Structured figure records
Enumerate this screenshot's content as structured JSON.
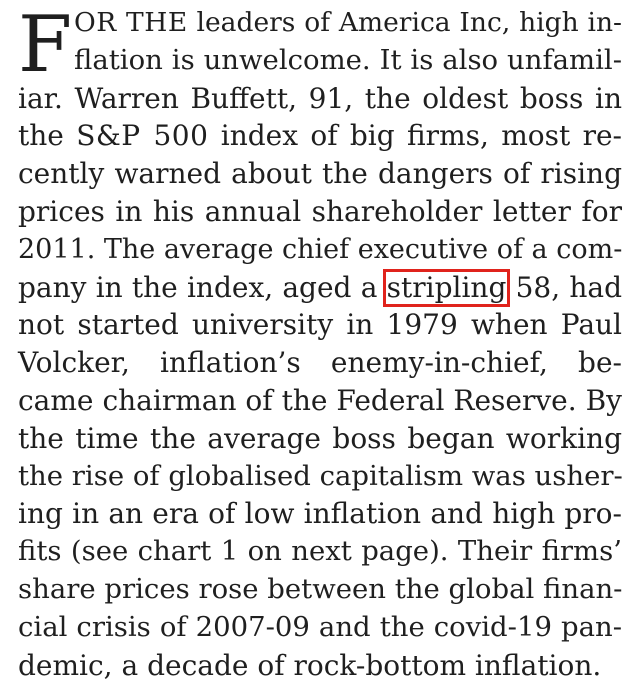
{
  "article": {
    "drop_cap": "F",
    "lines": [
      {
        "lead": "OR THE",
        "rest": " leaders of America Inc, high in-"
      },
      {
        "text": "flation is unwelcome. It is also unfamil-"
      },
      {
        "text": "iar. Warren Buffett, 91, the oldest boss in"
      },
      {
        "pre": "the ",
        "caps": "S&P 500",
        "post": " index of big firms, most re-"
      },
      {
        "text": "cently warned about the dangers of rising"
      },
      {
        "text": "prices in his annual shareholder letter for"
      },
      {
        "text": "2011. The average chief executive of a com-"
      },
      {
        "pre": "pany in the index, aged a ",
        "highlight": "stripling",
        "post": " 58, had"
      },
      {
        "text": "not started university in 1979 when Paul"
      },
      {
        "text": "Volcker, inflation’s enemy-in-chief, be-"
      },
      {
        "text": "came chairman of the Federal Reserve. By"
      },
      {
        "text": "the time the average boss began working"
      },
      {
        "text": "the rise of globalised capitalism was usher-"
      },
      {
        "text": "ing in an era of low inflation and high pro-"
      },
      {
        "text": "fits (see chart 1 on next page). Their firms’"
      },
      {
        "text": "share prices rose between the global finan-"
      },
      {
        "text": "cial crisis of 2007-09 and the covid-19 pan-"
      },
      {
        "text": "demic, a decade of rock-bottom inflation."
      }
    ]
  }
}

What is asked
Repeat every record above exactly, but leave out any pictures.

Complete response
Enumerate this screenshot's content as structured JSON.
{
  "article": {
    "drop_cap": "F",
    "lines": [
      {
        "lead": "OR THE",
        "rest": " leaders of America Inc, high in-"
      },
      {
        "text": "flation is unwelcome. It is also unfamil-"
      },
      {
        "text": "iar. Warren Buffett, 91, the oldest boss in"
      },
      {
        "pre": "the ",
        "caps": "S&P 500",
        "post": " index of big firms, most re-"
      },
      {
        "text": "cently warned about the dangers of rising"
      },
      {
        "text": "prices in his annual shareholder letter for"
      },
      {
        "text": "2011. The average chief executive of a com-"
      },
      {
        "pre": "pany in the index, aged a ",
        "highlight": "stripling",
        "post": " 58, had"
      },
      {
        "text": "not started university in 1979 when Paul"
      },
      {
        "text": "Volcker, inflation’s enemy-in-chief, be-"
      },
      {
        "text": "came chairman of the Federal Reserve. By"
      },
      {
        "text": "the time the average boss began working"
      },
      {
        "text": "the rise of globalised capitalism was usher-"
      },
      {
        "text": "ing in an era of low inflation and high pro-"
      },
      {
        "text": "fits (see chart 1 on next page). Their firms’"
      },
      {
        "text": "share prices rose between the global finan-"
      },
      {
        "text": "cial crisis of 2007-09 and the covid-19 pan-"
      },
      {
        "text": "demic, a decade of rock-bottom inflation."
      }
    ]
  }
}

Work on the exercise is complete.